• _WRITTEN PROBLEM_
Keep the pictures out of the copy and print all the entries below exactly.
___ ENTRIES
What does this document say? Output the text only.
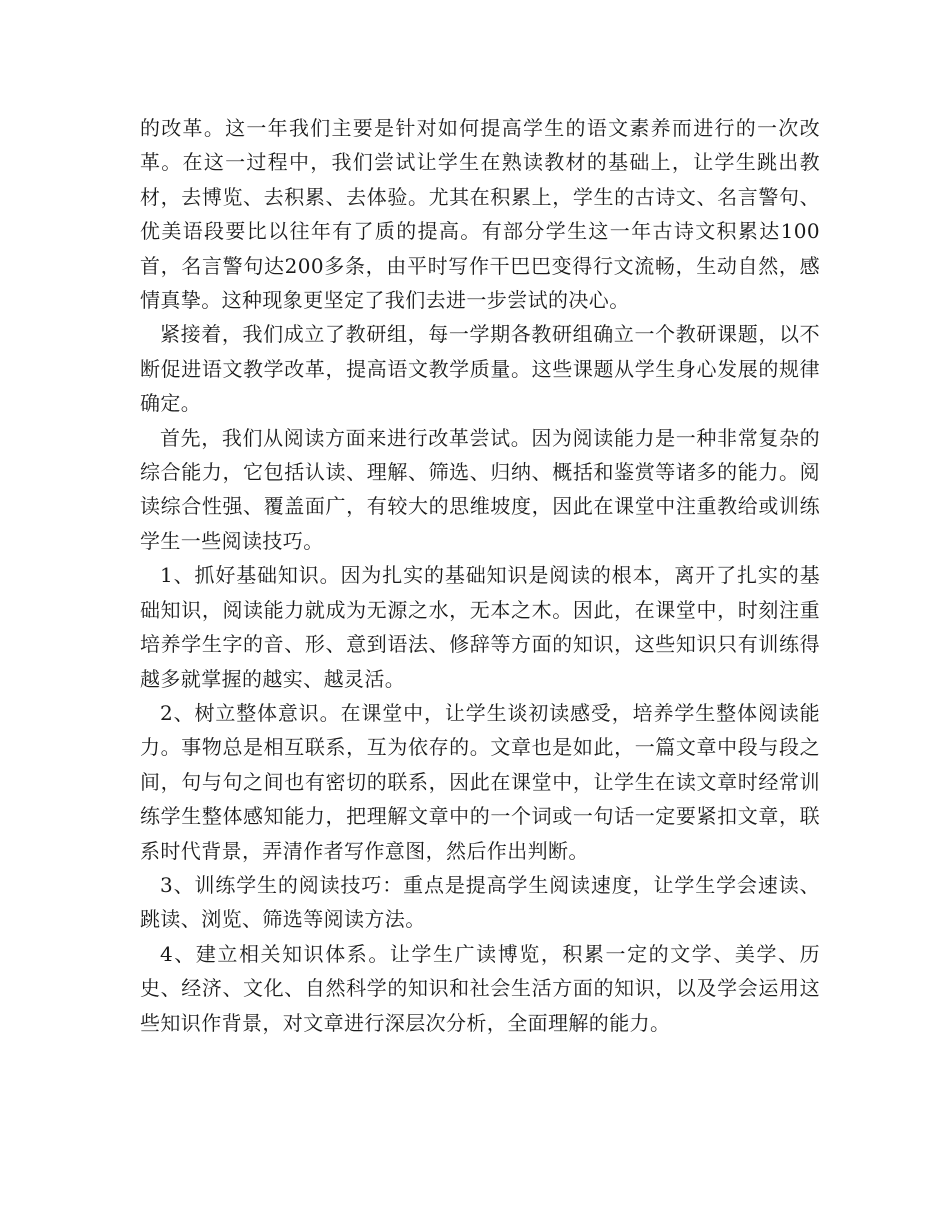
的改革。这一年我们主要是针对如何提高学生的语文素养而进行的一次改革。在这一过程中，我们尝试让学生在熟读教材的基础上，让学生跳出教材，去博览、去积累、去体验。尤其在积累上，学生的古诗文、名言警句、优美语段要比以往年有了质的提高。有部分学生这一年古诗文积累达100首，名言警句达200多条，由平时写作干巴巴变得行文流畅，生动自然，感情真挚。这种现象更坚定了我们去进一步尝试的决心。

紧接着，我们成立了教研组，每一学期各教研组确立一个教研课题，以不断促进语文教学改革，提高语文教学质量。这些课题从学生身心发展的规律确定。

首先，我们从阅读方面来进行改革尝试。因为阅读能力是一种非常复杂的综合能力，它包括认读、理解、筛选、归纳、概括和鉴赏等诸多的能力。阅读综合性强、覆盖面广，有较大的思维坡度，因此在课堂中注重教给或训练学生一些阅读技巧。

1、抓好基础知识。因为扎实的基础知识是阅读的根本，离开了扎实的基础知识，阅读能力就成为无源之水，无本之木。因此，在课堂中，时刻注重培养学生字的音、形、意到语法、修辞等方面的知识，这些知识只有训练得越多就掌握的越实、越灵活。

2、树立整体意识。在课堂中，让学生谈初读感受，培养学生整体阅读能力。事物总是相互联系，互为依存的。文章也是如此，一篇文章中段与段之间，句与句之间也有密切的联系，因此在课堂中，让学生在读文章时经常训练学生整体感知能力，把理解文章中的一个词或一句话一定要紧扣文章，联系时代背景，弄清作者写作意图，然后作出判断。

3、训练学生的阅读技巧：重点是提高学生阅读速度，让学生学会速读、跳读、浏览、筛选等阅读方法。

4、建立相关知识体系。让学生广读博览，积累一定的文学、美学、历史、经济、文化、自然科学的知识和社会生活方面的知识，以及学会运用这些知识作背景，对文章进行深层次分析，全面理解的能力。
______
• _EXERCISE RESPONSE_
What does this document say? Output the text only.
的改革。这一年我们主要是针对如何提高学生的语文素养而进行的一次改革。在这一过程中，我们尝试让学生在熟读教材的基础上，让学生跳出教材，去博览、去积累、去体验。尤其在积累上，学生的古诗文、名言警句、优美语段要比以往年有了质的提高。有部分学生这一年古诗文积累达100首，名言警句达200多条，由平时写作干巴巴变得行文流畅，生动自然，感情真挚。这种现象更坚定了我们去进一步尝试的决心。

紧接着，我们成立了教研组，每一学期各教研组确立一个教研课题，以不断促进语文教学改革，提高语文教学质量。这些课题从学生身心发展的规律确定。

首先，我们从阅读方面来进行改革尝试。因为阅读能力是一种非常复杂的综合能力，它包括认读、理解、筛选、归纳、概括和鉴赏等诸多的能力。阅读综合性强、覆盖面广，有较大的思维坡度，因此在课堂中注重教给或训练学生一些阅读技巧。

1、抓好基础知识。因为扎实的基础知识是阅读的根本，离开了扎实的基础知识，阅读能力就成为无源之水，无本之木。因此，在课堂中，时刻注重培养学生字的音、形、意到语法、修辞等方面的知识，这些知识只有训练得越多就掌握的越实、越灵活。

2、树立整体意识。在课堂中，让学生谈初读感受，培养学生整体阅读能力。事物总是相互联系，互为依存的。文章也是如此，一篇文章中段与段之间，句与句之间也有密切的联系，因此在课堂中，让学生在读文章时经常训练学生整体感知能力，把理解文章中的一个词或一句话一定要紧扣文章，联系时代背景，弄清作者写作意图，然后作出判断。

3、训练学生的阅读技巧：重点是提高学生阅读速度，让学生学会速读、跳读、浏览、筛选等阅读方法。

4、建立相关知识体系。让学生广读博览，积累一定的文学、美学、历史、经济、文化、自然科学的知识和社会生活方面的知识，以及学会运用这些知识作背景，对文章进行深层次分析，全面理解的能力。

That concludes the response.